**Quoted text**

--------

However, even if the dominant $D$-term contribution is suppressed,
there still remains a flavor-violating effect from the $U(1)$ gauge
symmetries; flavor-dependent scalar masses are radiatively generated
by $U(1)$ gaugino loop graphs, which involve the
gaugino-fermion-sfermion vertices proportional to $U(1)$ quantum
numbers. Such radiative effect is described in terms of
renormalization-group equations (RGEs) for scalar masses. Unlike the
above tree-level $D$-term contribution, the gaugino loop effect does
not depend on SUSY-breaking scalar masses. Therefore even with reduced
$D$-term contribution, e.g.\ by assuming the universal sparticle
spectrum, flavor violation from the $U(1)$ flavor symmetries still
remains and turns to be detectable signatures for flavor physics.

--------

**Input for this task**
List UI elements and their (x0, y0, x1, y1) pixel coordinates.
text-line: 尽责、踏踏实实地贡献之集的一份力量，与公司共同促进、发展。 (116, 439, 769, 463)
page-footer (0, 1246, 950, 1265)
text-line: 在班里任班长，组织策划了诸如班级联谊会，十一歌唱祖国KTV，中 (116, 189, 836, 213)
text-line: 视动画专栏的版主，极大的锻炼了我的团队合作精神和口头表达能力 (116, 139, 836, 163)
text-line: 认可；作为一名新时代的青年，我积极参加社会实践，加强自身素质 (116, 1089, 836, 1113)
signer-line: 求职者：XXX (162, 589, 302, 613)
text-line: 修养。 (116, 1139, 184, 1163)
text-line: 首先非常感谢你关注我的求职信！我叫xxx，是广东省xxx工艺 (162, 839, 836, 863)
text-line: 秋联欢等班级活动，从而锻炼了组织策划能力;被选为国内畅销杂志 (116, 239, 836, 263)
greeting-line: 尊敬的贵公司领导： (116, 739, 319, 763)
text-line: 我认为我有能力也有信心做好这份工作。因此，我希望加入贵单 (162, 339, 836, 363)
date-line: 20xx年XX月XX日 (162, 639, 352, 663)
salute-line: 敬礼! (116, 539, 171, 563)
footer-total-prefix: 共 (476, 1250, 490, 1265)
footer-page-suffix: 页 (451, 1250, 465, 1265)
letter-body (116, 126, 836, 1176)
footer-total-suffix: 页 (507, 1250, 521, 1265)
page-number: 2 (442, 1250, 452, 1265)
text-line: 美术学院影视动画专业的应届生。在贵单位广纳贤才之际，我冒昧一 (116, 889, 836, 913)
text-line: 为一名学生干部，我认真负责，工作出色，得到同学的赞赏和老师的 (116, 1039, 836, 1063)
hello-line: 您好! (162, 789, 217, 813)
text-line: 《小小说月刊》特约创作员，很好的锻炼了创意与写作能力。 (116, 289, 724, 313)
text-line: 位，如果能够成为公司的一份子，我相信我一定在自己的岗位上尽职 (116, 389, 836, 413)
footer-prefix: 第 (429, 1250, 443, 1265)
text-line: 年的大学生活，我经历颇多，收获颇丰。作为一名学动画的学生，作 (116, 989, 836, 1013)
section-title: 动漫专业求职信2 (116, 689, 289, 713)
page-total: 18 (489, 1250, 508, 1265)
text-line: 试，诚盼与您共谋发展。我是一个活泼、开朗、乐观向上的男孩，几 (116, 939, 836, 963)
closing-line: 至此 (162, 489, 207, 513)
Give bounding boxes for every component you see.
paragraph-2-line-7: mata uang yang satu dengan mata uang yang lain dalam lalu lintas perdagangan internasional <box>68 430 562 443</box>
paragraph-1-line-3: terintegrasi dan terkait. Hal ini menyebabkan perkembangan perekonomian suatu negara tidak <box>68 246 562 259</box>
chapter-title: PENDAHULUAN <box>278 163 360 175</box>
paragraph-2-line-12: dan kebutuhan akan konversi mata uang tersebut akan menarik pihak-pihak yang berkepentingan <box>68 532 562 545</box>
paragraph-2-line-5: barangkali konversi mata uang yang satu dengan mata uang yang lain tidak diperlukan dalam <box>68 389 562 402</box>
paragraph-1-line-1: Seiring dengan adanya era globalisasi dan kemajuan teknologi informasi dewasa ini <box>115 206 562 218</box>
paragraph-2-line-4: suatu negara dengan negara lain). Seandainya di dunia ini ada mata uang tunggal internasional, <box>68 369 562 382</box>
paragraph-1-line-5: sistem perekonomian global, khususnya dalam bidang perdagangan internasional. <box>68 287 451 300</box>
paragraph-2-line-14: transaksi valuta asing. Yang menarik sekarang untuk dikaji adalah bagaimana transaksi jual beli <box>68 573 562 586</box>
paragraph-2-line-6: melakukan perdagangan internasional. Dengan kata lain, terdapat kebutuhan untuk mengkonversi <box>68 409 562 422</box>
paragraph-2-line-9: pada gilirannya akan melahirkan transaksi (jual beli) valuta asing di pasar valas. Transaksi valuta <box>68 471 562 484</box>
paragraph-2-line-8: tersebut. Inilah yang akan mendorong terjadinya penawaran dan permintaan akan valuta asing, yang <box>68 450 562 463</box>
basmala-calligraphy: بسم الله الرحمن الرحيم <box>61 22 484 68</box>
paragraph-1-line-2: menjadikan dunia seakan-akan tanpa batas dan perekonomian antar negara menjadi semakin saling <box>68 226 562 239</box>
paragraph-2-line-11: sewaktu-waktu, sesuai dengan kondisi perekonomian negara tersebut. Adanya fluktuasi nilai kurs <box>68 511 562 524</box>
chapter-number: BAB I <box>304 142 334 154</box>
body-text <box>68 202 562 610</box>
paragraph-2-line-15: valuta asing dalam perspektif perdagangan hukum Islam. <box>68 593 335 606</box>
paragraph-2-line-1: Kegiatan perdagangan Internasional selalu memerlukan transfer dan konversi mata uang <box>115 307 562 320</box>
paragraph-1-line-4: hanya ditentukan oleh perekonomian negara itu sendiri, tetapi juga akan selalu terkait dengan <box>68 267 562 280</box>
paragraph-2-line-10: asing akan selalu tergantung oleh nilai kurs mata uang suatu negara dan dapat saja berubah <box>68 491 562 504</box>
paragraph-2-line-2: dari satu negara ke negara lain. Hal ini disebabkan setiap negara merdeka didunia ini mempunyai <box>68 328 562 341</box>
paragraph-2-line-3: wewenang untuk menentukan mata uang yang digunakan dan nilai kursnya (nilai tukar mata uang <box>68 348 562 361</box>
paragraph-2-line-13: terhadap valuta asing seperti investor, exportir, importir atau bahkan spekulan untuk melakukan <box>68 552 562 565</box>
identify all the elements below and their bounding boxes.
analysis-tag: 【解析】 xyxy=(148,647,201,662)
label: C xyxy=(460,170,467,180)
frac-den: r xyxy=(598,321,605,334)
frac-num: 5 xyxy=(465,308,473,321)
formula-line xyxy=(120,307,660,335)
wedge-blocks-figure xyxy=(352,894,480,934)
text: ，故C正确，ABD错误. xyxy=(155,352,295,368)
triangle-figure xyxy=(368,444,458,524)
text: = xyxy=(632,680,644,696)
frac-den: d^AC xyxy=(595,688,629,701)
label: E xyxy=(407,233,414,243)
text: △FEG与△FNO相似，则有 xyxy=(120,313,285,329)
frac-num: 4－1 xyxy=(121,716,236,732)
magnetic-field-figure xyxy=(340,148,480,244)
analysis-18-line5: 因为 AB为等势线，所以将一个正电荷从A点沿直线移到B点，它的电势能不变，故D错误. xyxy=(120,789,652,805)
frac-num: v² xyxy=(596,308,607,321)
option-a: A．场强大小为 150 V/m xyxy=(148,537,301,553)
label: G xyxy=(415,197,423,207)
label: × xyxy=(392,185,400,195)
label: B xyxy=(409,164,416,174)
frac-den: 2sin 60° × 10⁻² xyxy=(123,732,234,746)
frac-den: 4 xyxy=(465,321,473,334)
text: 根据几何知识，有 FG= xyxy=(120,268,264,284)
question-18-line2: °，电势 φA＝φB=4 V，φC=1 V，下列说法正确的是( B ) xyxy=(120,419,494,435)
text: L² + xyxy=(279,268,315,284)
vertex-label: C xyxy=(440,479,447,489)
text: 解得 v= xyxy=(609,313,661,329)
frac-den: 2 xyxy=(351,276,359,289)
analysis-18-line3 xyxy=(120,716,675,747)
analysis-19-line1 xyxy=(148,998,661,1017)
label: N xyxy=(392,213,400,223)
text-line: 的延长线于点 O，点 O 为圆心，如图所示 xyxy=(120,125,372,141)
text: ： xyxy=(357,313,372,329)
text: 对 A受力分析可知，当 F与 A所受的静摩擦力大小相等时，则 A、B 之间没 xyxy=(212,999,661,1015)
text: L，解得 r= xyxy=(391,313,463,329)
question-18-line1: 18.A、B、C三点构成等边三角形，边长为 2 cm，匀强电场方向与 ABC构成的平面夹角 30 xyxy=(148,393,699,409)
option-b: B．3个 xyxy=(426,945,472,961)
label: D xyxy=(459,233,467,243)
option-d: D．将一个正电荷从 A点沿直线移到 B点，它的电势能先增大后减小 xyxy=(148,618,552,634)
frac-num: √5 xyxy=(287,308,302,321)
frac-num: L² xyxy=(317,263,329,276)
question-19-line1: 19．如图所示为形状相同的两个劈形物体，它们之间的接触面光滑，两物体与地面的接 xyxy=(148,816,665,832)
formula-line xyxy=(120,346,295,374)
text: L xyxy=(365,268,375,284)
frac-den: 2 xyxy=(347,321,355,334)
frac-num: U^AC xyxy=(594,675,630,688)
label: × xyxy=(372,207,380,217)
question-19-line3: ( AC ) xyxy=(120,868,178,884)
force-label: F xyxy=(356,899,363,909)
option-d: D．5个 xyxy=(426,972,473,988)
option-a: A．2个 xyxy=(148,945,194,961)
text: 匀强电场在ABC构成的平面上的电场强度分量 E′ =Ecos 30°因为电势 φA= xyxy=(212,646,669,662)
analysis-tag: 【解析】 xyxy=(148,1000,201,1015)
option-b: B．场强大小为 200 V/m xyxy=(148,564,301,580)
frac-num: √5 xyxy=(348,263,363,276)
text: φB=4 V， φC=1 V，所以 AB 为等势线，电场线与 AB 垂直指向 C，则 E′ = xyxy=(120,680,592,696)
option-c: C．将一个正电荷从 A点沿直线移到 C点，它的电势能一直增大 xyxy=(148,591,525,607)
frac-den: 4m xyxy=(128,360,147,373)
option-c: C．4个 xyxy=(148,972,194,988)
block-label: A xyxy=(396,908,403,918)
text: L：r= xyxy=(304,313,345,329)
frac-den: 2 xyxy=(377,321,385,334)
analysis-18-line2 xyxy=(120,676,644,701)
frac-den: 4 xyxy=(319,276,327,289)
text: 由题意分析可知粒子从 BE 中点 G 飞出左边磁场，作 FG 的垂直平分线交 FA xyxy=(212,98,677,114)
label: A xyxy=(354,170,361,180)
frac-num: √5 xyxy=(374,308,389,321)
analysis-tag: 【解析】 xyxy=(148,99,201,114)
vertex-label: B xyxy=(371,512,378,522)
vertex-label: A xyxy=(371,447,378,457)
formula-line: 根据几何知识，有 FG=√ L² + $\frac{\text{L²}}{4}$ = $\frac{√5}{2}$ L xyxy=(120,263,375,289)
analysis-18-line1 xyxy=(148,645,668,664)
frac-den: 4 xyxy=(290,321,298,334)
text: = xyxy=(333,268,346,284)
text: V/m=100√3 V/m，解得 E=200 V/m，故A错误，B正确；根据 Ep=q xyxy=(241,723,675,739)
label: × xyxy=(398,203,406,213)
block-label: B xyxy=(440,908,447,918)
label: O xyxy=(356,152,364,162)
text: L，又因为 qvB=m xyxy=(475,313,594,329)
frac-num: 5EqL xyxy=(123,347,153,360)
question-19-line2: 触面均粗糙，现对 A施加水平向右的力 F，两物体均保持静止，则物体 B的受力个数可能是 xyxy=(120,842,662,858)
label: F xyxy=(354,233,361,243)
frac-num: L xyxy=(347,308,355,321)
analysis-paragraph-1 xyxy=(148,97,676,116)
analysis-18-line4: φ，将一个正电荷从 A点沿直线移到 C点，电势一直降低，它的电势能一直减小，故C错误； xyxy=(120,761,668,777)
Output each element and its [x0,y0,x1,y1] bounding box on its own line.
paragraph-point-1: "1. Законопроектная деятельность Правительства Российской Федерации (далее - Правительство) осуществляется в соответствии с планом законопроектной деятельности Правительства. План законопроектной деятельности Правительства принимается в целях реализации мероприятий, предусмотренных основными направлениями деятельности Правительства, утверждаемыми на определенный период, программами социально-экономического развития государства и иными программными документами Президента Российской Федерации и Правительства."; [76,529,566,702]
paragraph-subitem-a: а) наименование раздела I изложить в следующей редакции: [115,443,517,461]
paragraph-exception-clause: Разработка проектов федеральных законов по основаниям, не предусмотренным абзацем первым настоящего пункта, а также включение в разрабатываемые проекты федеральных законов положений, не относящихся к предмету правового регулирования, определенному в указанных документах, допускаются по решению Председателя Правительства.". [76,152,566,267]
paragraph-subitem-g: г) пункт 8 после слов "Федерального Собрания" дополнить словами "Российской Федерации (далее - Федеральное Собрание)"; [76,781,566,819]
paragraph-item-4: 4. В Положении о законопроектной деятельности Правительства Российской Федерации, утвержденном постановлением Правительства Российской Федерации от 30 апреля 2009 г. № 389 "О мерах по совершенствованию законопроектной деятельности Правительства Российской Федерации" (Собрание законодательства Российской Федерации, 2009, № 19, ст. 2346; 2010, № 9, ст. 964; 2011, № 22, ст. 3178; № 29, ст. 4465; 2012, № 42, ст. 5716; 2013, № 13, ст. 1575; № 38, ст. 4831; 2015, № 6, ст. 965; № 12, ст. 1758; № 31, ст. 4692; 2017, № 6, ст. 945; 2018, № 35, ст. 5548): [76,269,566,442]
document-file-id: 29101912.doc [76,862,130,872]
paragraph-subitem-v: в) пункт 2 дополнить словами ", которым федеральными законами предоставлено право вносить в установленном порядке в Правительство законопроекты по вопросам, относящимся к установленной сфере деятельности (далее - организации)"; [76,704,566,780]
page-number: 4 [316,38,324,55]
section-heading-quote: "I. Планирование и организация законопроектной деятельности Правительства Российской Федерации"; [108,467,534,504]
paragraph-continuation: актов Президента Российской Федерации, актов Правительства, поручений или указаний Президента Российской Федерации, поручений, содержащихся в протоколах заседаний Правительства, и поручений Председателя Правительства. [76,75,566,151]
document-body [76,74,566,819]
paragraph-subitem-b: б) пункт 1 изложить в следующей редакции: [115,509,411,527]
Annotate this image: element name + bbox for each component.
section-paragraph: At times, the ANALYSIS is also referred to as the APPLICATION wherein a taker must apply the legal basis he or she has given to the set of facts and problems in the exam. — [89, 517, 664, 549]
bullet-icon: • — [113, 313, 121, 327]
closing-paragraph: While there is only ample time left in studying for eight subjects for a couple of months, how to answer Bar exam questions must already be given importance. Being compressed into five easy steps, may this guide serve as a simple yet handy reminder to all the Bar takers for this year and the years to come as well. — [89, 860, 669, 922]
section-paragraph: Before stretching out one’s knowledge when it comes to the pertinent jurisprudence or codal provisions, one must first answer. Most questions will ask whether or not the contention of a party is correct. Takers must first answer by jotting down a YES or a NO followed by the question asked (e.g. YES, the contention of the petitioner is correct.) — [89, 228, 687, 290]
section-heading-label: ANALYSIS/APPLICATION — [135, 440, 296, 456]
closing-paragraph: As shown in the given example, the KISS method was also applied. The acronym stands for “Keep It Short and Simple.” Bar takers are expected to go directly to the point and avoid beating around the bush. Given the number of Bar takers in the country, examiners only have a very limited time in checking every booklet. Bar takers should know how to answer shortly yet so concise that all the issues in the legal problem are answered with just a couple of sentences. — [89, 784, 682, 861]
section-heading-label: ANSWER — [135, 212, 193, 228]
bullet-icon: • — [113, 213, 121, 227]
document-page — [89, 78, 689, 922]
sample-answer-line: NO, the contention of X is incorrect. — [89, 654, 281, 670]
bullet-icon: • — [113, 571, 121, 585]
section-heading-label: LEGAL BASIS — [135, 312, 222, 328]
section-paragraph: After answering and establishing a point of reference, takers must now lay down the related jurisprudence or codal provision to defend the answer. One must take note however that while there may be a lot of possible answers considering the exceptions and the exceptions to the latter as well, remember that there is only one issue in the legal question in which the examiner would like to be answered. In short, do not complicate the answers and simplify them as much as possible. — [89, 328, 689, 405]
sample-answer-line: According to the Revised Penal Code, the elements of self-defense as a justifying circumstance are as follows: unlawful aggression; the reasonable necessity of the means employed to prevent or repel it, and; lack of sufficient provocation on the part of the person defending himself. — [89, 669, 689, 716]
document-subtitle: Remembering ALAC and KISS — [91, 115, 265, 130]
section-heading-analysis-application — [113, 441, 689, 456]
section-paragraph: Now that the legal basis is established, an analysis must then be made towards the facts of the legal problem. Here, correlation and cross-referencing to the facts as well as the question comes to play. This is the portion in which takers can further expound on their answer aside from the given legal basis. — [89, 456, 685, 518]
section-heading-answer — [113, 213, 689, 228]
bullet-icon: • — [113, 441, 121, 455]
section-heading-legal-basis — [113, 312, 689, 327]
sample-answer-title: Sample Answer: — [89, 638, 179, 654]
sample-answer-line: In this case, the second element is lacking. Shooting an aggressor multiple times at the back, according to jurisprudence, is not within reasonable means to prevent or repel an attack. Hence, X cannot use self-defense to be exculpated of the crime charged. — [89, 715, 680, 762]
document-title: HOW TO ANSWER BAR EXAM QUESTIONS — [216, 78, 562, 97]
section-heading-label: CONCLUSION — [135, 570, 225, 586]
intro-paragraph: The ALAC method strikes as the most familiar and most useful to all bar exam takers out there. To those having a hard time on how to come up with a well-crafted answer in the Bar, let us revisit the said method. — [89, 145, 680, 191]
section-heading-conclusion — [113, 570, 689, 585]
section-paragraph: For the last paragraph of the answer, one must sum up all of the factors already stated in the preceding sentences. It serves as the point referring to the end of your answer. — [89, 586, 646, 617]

--------

**To be done**
1: Quote the listing from its first line through the line containing "letter-body (116, 126, 836, 1176)", including both of those lines.
2: Write what comes next in the passage on flavor violation from U(1) gaugino loops.
The passage on U(1) flavor symmetries and the listing are unrelated to each other.

**Responses for each task**
1:
List UI elements and their (x0, y0, x1, y1) pixel coordinates.
text-line: 尽责、踏踏实实地贡献之集的一份力量，与公司共同促进、发展。 (116, 439, 769, 463)
page-footer (0, 1246, 950, 1265)
text-line: 在班里任班长，组织策划了诸如班级联谊会，十一歌唱祖国KTV，中 (116, 189, 836, 213)
text-line: 视动画专栏的版主，极大的锻炼了我的团队合作精神和口头表达能力 (116, 139, 836, 163)
text-line: 认可；作为一名新时代的青年，我积极参加社会实践，加强自身素质 (116, 1089, 836, 1113)
signer-line: 求职者：XXX (162, 589, 302, 613)
text-line: 修养。 (116, 1139, 184, 1163)
text-line: 首先非常感谢你关注我的求职信！我叫xxx，是广东省xxx工艺 (162, 839, 836, 863)
text-line: 秋联欢等班级活动，从而锻炼了组织策划能力;被选为国内畅销杂志 (116, 239, 836, 263)
greeting-line: 尊敬的贵公司领导： (116, 739, 319, 763)
text-line: 我认为我有能力也有信心做好这份工作。因此，我希望加入贵单 (162, 339, 836, 363)
date-line: 20xx年XX月XX日 (162, 639, 352, 663)
salute-line: 敬礼! (116, 539, 171, 563)
footer-total-prefix: 共 (476, 1250, 490, 1265)
footer-page-suffix: 页 (451, 1250, 465, 1265)
letter-body (116, 126, 836, 1176)

2:
This paper is organized as follows. In Section 2 we describe scalar
masses in supersymmetric theories with a gauged abelian flavor
symmetry. In addition to the $D$-term contribution, we point out
subleading but sizable flavor violation due to the abelian gaugino. In
Section 3, we will discuss how to suppress the dominant $D$-term
flavor violation. After a brief survey of the existing proposals in
Section 3.1, we present in Section 3.2 the models with extra
dimensions, while another model based on four-dimensional
superconformal dynamics is presented in Section 3.3. We also examine
how much degeneracy of sfermion masses is expected in these models. In
Section 4, radiative corrections from the soft gaugino mass are shown
to be potentially dangerous and give significant constraints on model
parameters such as soft gaugino masses. Section 5 summarizes our results.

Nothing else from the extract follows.